- _Available records_
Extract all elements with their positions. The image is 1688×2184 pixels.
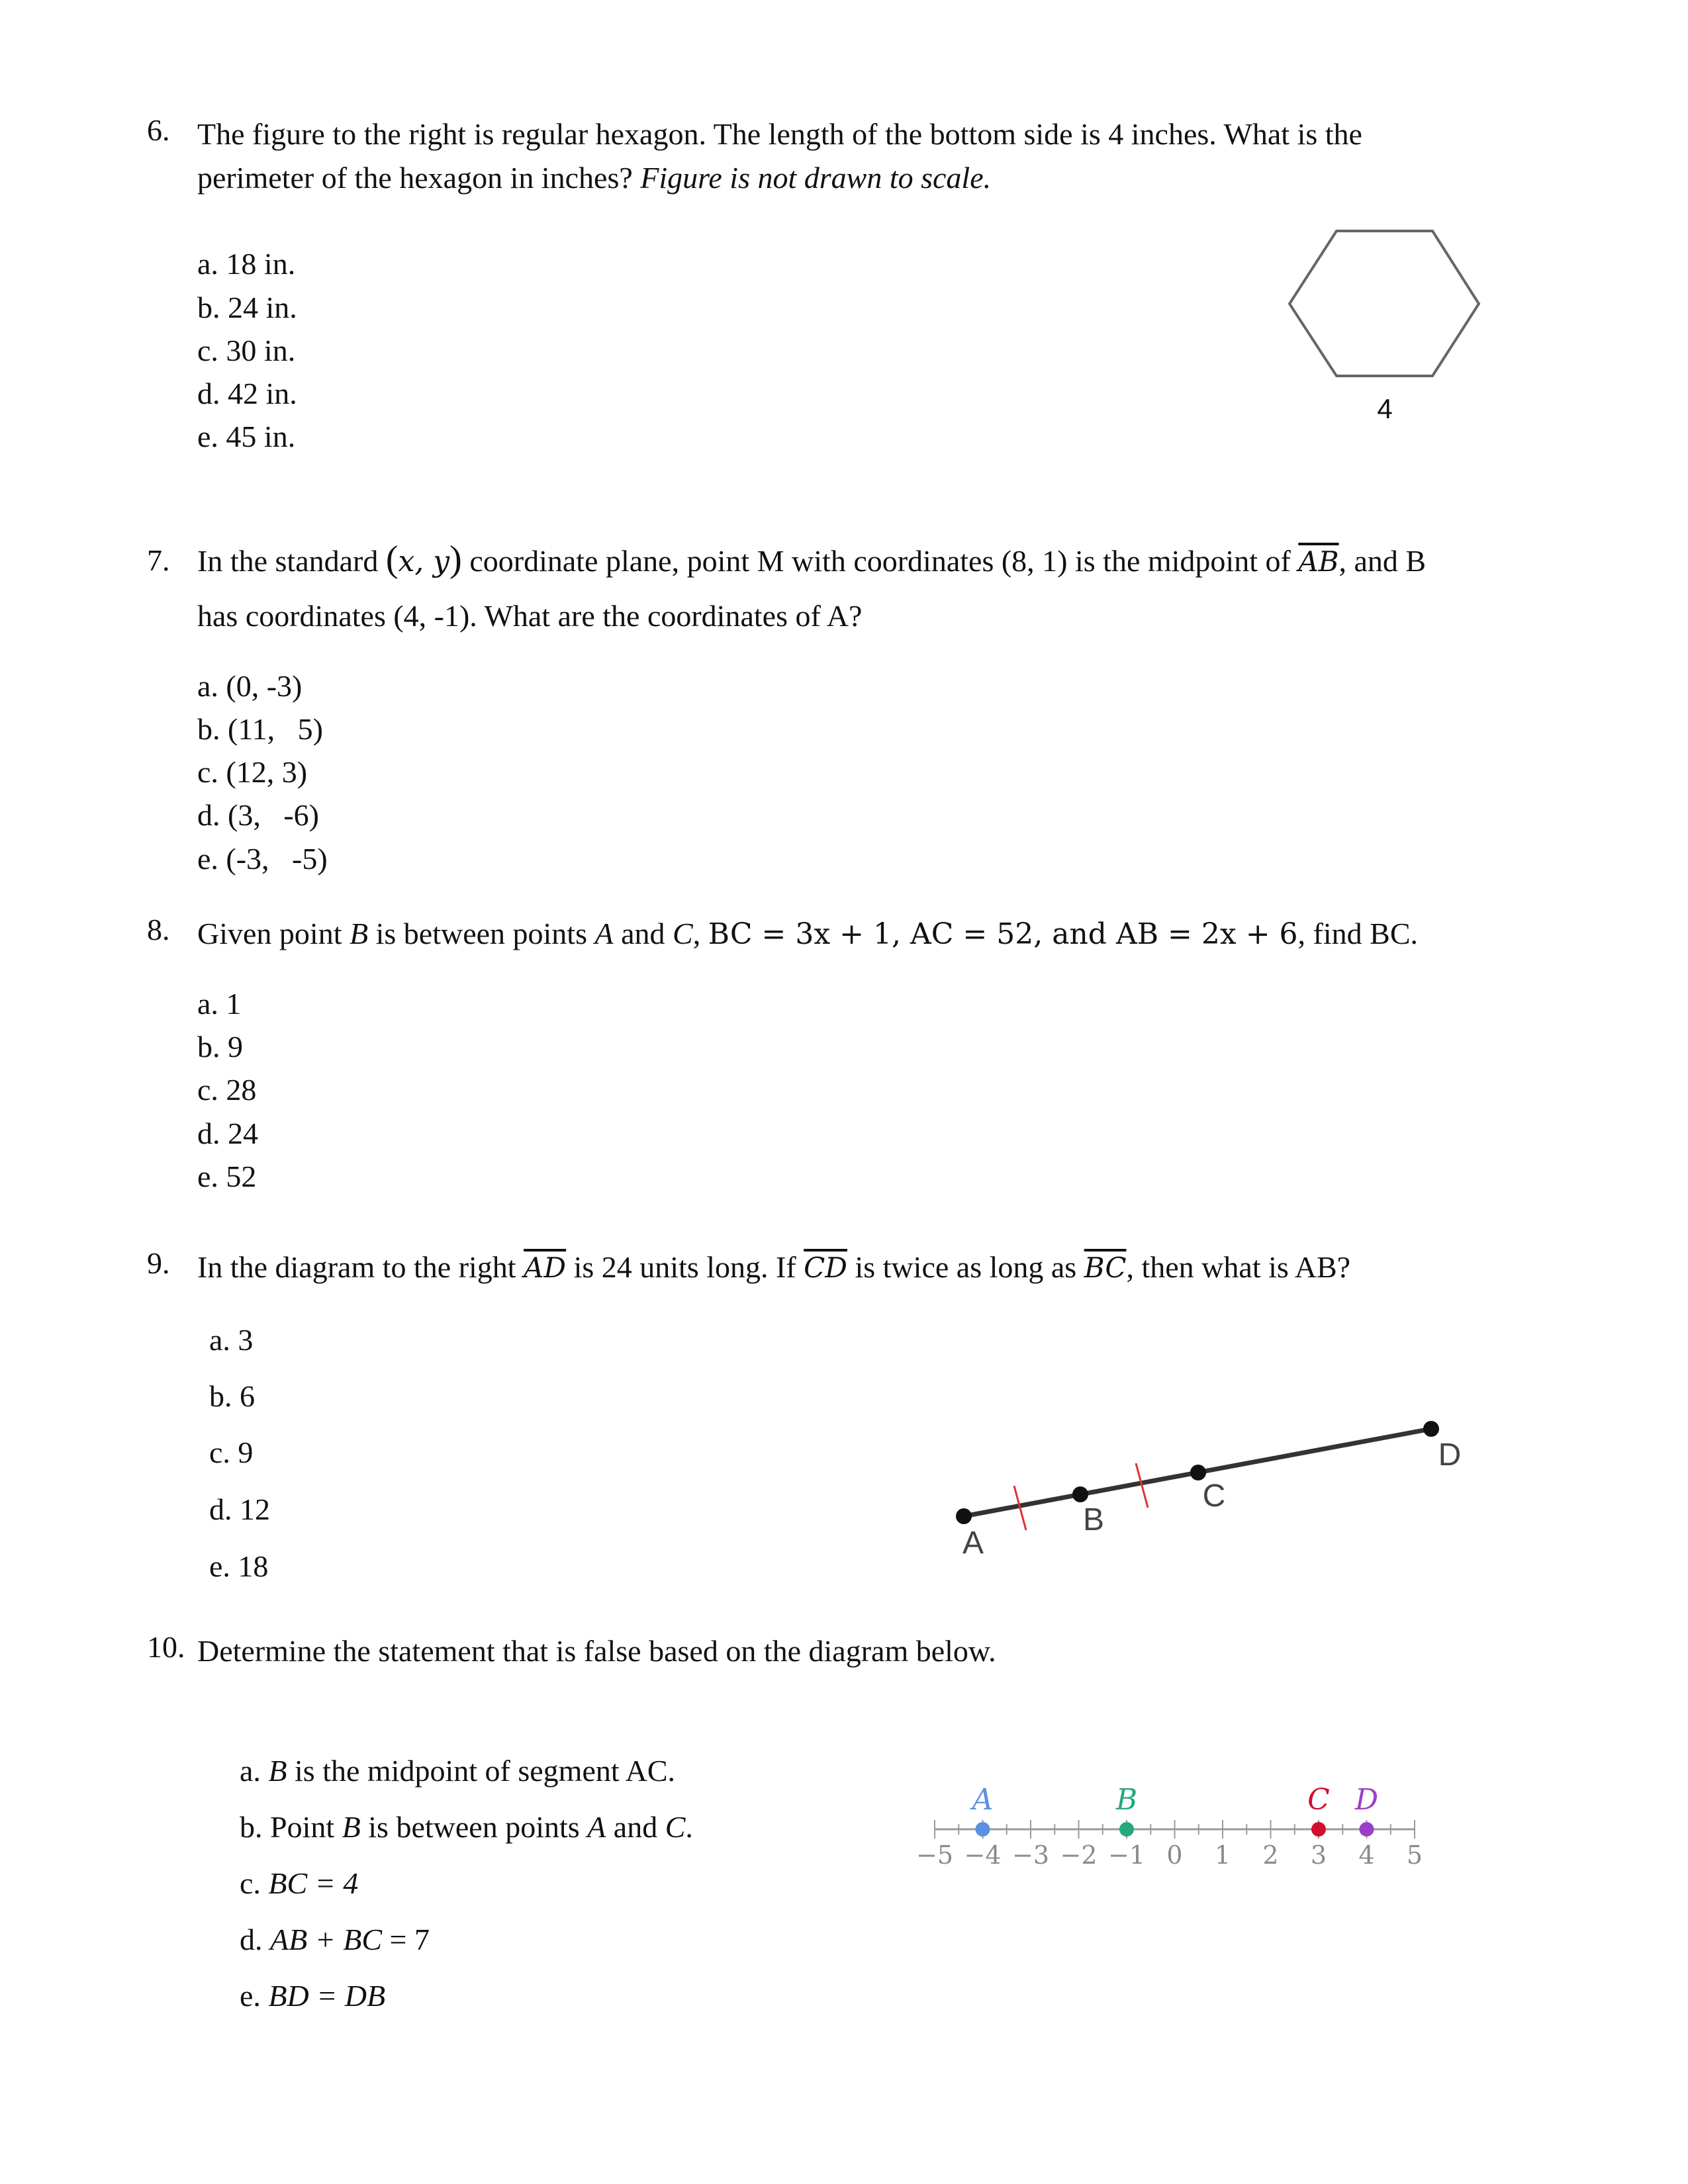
- tick-label: −5: [915, 1841, 954, 1870]
- option-rest: = 7: [382, 1923, 430, 1956]
- question-text: Determine the statement that is false based on the diagram below.: [197, 1634, 996, 1668]
- answer-option-b: b. (11, 5): [197, 712, 323, 746]
- tick-label: −3: [1011, 1841, 1050, 1870]
- answer-option-c: c. 9: [209, 1435, 254, 1469]
- option-italic: B: [268, 1754, 287, 1788]
- question-number: 10.: [147, 1630, 185, 1664]
- option-italic: A: [587, 1810, 606, 1844]
- answer-option-e: e. (-3, -5): [197, 842, 328, 876]
- option-prefix: c.: [240, 1866, 269, 1900]
- point-d-dot: [1360, 1822, 1374, 1837]
- question-text-part: , then what is AB?: [1126, 1250, 1351, 1284]
- segment-bc: $\overline{BC}$: [1084, 1251, 1127, 1284]
- question-number: 9.: [147, 1246, 170, 1280]
- answer-option-e: e. 18: [209, 1549, 269, 1583]
- equation: BC = 3x + 1, AC = 52, and AB = 2x + 6: [708, 917, 1298, 951]
- question-text-part: is 24 units long. If: [566, 1250, 804, 1284]
- option-prefix: d.: [240, 1923, 270, 1956]
- question-text-line2: [197, 156, 991, 200]
- answer-option-a: a. 18 in.: [197, 247, 296, 281]
- option-prefix: e.: [240, 1979, 269, 2013]
- tick-label: 1: [1214, 1841, 1231, 1870]
- point-a-dot: [956, 1508, 972, 1524]
- question-text-part: In the standard: [197, 544, 386, 578]
- point-c-label: C: [1202, 1479, 1226, 1514]
- answer-option-b: b. 9: [197, 1030, 243, 1064]
- option-rest: .: [685, 1810, 693, 1844]
- tick-label: −2: [1060, 1841, 1098, 1870]
- tick-label: 5: [1406, 1841, 1423, 1870]
- point-c-label: C: [1307, 1783, 1330, 1817]
- question-text-part: , and B: [1338, 544, 1427, 578]
- point-b-label: B: [1082, 1502, 1105, 1537]
- point-b-dot: [1072, 1486, 1088, 1502]
- point-b-label: B: [1115, 1783, 1138, 1817]
- tick-label: 0: [1166, 1841, 1183, 1870]
- question-number: 8.: [147, 913, 170, 946]
- tick-label: −1: [1107, 1841, 1146, 1870]
- point-a-dot: [976, 1822, 990, 1837]
- question-text-part: Given point: [197, 917, 350, 950]
- answer-option-d: d. (3, -6): [197, 798, 319, 832]
- tick-label: 4: [1358, 1841, 1375, 1870]
- question-text-part: is between points: [368, 917, 595, 950]
- number-line: [900, 1780, 1456, 1880]
- tick-label: −4: [964, 1841, 1002, 1870]
- question-text-part: coordinate plane, point M with coordinates (8, 1) is the midpoint of: [461, 544, 1299, 578]
- point-b: B: [349, 917, 369, 950]
- option-rest: is the midpoint of segment AC.: [287, 1754, 676, 1788]
- segment-ad: $\overline{AD}$: [524, 1251, 567, 1284]
- answer-option-c: c. 28: [197, 1073, 257, 1107]
- hexagon-side-label: 4: [1377, 393, 1393, 424]
- hexagon-shape: [1289, 231, 1479, 376]
- question-number: 7.: [147, 543, 170, 577]
- answer-option-e: e. 45 in.: [197, 420, 296, 453]
- point-a: A: [594, 917, 614, 950]
- option-italic: BC = 4: [268, 1866, 359, 1900]
- answer-option-d: d. 12: [209, 1492, 270, 1526]
- point-c-dot: [1311, 1822, 1326, 1837]
- point-b-dot: [1119, 1822, 1134, 1837]
- option-italic: B: [342, 1810, 361, 1844]
- number-line-ticks: [916, 1820, 1423, 1870]
- tick-label: 3: [1310, 1841, 1327, 1870]
- question-text-part: In the diagram to the right: [197, 1250, 524, 1284]
- segment-ab: $\overline{AB}$: [1298, 545, 1339, 578]
- tick-label: 2: [1262, 1841, 1279, 1870]
- answer-option-a: a. (0, -3): [197, 669, 303, 703]
- option-italic: BD = DB: [268, 1979, 386, 2013]
- question-number: 6.: [147, 113, 170, 147]
- answer-option-b: b. 24 in.: [197, 291, 297, 324]
- answer-option-b: b. 6: [209, 1379, 255, 1413]
- answer-option-d: d. 42 in.: [197, 377, 297, 410]
- option-rest: is between points: [360, 1810, 588, 1844]
- option-italic: C: [665, 1810, 686, 1844]
- option-prefix: a.: [240, 1754, 269, 1788]
- point-a-label: A: [972, 1783, 994, 1817]
- option-prefix: b. Point: [240, 1810, 342, 1844]
- question-text-line1: The figure to the right is regular hexagon. The length of the bottom side is 4 inches. What is the: [197, 117, 1362, 151]
- question-text-line2: has coordinates (4, -1). What are the coordinates of A?: [197, 599, 863, 633]
- hexagon-figure: [1284, 222, 1489, 440]
- answer-option-c: c. 30 in.: [197, 334, 296, 367]
- question-text-italic: Figure is not drawn to scale.: [640, 161, 992, 195]
- point-d-dot: [1423, 1421, 1439, 1437]
- point-c: C: [673, 917, 693, 950]
- question-text-line1: In the standard (x, y) coordinate plane, point M with coordinates (8, 1) is the midpoint of $\overline{AB}$, and B: [197, 539, 1427, 580]
- answer-option-d: d. 24: [197, 1116, 258, 1150]
- option-rest: and: [606, 1810, 665, 1844]
- question-text: [197, 912, 1418, 956]
- question-text: [197, 1246, 1350, 1290]
- segment-diagram: [940, 1403, 1483, 1562]
- answer-option-e: [209, 1943, 385, 2048]
- question-text-plain: perimeter of the hexagon in inches?: [197, 161, 641, 195]
- point-d-label: D: [1354, 1783, 1379, 1817]
- question-text-part: and: [613, 917, 673, 950]
- point-d-label: D: [1438, 1437, 1462, 1473]
- point-a-label: A: [962, 1525, 984, 1561]
- question-text-part: is twice as long as: [847, 1250, 1084, 1284]
- answer-option-a: a. 1: [197, 987, 242, 1021]
- answer-option-c: c. (12, 3): [197, 755, 308, 789]
- xy-variables: x, y: [398, 545, 450, 578]
- answer-option-a: a. 3: [209, 1323, 254, 1357]
- segment-cd: $\overline{CD}$: [804, 1251, 847, 1284]
- question-text-part: , find BC.: [1297, 917, 1419, 950]
- question-text-part: ,: [692, 917, 708, 950]
- answer-option-e: e. 52: [197, 1160, 257, 1193]
- option-italic: AB + BC: [270, 1923, 383, 1956]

- _Stated task_
How many lines in the data above contain the string "diagram"? Case counts. Reply with the number only.

- _Answer_
3